* START *

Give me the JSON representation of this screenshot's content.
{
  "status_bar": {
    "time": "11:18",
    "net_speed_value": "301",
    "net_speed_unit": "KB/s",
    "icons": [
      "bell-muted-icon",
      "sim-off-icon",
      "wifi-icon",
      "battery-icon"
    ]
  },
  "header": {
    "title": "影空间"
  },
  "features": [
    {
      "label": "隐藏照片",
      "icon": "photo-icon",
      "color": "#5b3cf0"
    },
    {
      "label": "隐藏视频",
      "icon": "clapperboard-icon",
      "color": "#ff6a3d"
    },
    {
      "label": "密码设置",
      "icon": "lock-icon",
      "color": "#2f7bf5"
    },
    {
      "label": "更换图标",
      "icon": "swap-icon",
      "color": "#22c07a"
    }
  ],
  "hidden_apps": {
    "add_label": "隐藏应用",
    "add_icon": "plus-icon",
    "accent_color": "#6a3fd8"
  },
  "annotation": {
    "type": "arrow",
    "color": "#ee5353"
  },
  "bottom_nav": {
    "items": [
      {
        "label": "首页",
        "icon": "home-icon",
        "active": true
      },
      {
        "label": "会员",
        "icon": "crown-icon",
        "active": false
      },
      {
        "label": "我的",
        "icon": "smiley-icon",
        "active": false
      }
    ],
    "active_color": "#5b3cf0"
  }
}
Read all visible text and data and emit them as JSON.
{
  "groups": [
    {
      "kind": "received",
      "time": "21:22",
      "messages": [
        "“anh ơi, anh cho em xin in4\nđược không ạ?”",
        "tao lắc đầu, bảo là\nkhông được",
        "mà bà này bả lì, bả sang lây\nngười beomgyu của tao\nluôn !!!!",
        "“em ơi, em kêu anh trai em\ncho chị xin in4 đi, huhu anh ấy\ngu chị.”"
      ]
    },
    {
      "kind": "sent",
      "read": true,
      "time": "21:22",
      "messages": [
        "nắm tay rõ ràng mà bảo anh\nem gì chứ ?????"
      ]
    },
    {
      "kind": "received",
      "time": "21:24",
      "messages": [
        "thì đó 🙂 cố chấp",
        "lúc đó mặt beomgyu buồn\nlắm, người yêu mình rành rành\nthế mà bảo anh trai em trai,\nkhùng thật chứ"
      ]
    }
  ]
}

* END *

** EXERCISE **
Return the listing above in full, character for character.

** OUTPUT FOR THIS TASK **
Give me the JSON representation of this screenshot's content.
{
  "status_bar": {
    "time": "11:18",
    "net_speed_value": "301",
    "net_speed_unit": "KB/s",
    "icons": [
      "bell-muted-icon",
      "sim-off-icon",
      "wifi-icon",
      "battery-icon"
    ]
  },
  "header": {
    "title": "影空间"
  },
  "features": [
    {
      "label": "隐藏照片",
      "icon": "photo-icon",
      "color": "#5b3cf0"
    },
    {
      "label": "隐藏视频",
      "icon": "clapperboard-icon",
      "color": "#ff6a3d"
    },
    {
      "label": "密码设置",
      "icon": "lock-icon",
      "color": "#2f7bf5"
    },
    {
      "label": "更换图标",
      "icon": "swap-icon",
      "color": "#22c07a"
    }
  ],
  "hidden_apps": {
    "add_label": "隐藏应用",
    "add_icon": "plus-icon",
    "accent_color": "#6a3fd8"
  },
  "annotation": {
    "type": "arrow",
    "color": "#ee5353"
  },
  "bottom_nav": {
    "items": [
      {
        "label": "首页",
        "icon": "home-icon",
        "active": true
      },
      {
        "label": "会员",
        "icon": "crown-icon",
        "active": false
      },
      {
        "label": "我的",
        "icon": "smiley-icon",
        "active": false
      }
    ],
    "active_color": "#5b3cf0"
  }
}
Read all visible text and data and emit them as JSON.
{
  "groups": [
    {
      "kind": "received",
      "time": "21:22",
      "messages": [
        "“anh ơi, anh cho em xin in4\nđược không ạ?”",
        "tao lắc đầu, bảo là\nkhông được",
        "mà bà này bả lì, bả sang lây\nngười beomgyu của tao\nluôn !!!!",
        "“em ơi, em kêu anh trai em\ncho chị xin in4 đi, huhu anh ấy\ngu chị.”"
      ]
    },
    {
      "kind": "sent",
      "read": true,
      "time": "21:22",
      "messages": [
        "nắm tay rõ ràng mà bảo anh\nem gì chứ ?????"
      ]
    },
    {
      "kind": "received",
      "time": "21:24",
      "messages": [
        "thì đó 🙂 cố chấp",
        "lúc đó mặt beomgyu buồn\nlắm, người yêu mình rành rành\nthế mà bảo anh trai em trai,\nkhùng thật chứ"
      ]
    }
  ]
}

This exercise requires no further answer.